• **Description of the task**: From the records below, pull each line that has "заимствований".

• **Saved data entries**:

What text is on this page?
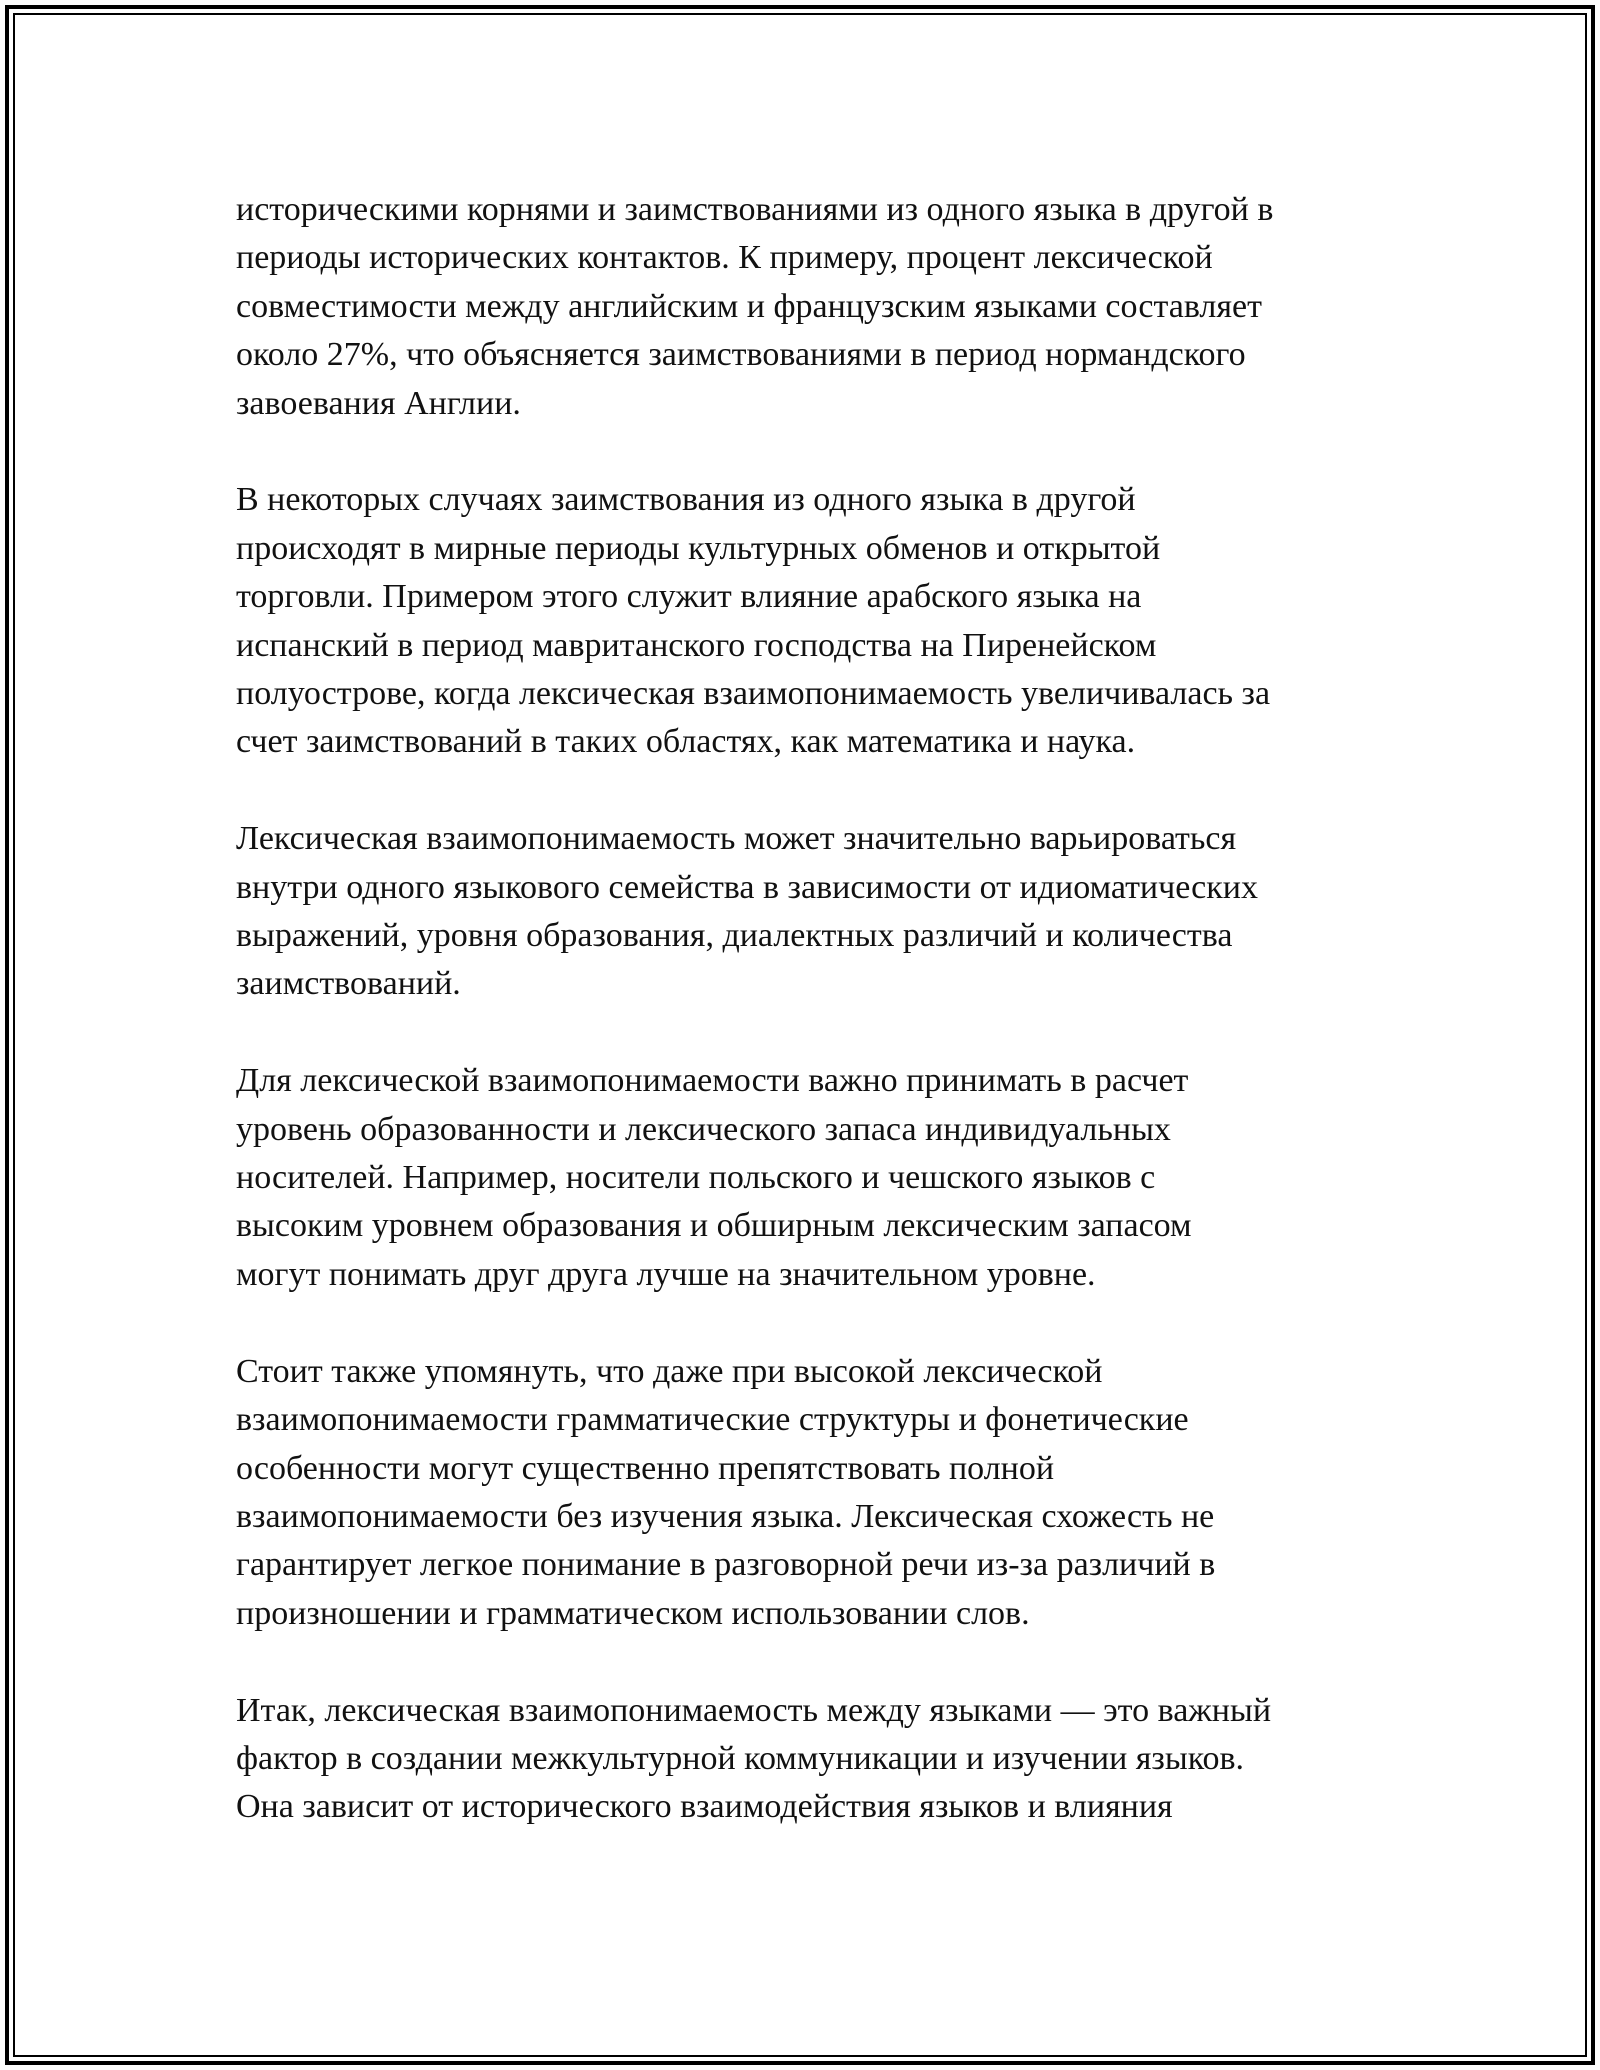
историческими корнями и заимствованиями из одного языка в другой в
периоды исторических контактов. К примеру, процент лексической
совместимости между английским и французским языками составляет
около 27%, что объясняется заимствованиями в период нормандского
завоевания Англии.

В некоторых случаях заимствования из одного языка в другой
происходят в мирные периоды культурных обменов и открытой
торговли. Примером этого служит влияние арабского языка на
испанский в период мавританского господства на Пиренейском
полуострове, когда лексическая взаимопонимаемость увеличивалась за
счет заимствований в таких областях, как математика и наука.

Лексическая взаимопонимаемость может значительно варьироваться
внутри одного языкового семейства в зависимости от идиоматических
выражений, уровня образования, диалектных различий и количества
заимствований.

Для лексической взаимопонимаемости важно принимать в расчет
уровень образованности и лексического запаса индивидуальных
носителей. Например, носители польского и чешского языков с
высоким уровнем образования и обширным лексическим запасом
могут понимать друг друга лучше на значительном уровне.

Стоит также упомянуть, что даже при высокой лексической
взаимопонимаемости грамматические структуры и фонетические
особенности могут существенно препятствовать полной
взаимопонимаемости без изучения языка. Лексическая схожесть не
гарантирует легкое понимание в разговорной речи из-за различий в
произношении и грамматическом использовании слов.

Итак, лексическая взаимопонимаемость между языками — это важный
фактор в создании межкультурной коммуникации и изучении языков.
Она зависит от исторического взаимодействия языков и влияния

* * *

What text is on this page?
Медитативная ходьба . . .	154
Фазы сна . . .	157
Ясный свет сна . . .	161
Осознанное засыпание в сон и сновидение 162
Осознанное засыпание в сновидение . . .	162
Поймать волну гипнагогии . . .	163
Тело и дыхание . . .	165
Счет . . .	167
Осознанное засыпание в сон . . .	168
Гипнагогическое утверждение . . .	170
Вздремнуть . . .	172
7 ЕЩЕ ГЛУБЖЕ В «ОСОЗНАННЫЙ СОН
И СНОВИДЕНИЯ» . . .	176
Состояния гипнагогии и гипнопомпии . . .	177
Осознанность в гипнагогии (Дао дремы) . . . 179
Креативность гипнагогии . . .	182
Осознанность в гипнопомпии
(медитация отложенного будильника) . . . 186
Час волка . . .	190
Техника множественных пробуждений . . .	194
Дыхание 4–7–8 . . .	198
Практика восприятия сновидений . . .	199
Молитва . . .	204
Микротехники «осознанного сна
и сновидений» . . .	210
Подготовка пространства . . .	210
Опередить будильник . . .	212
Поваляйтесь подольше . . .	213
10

• **Task output**:
счет заимствований в таких областях, как математика и наука.
заимствований.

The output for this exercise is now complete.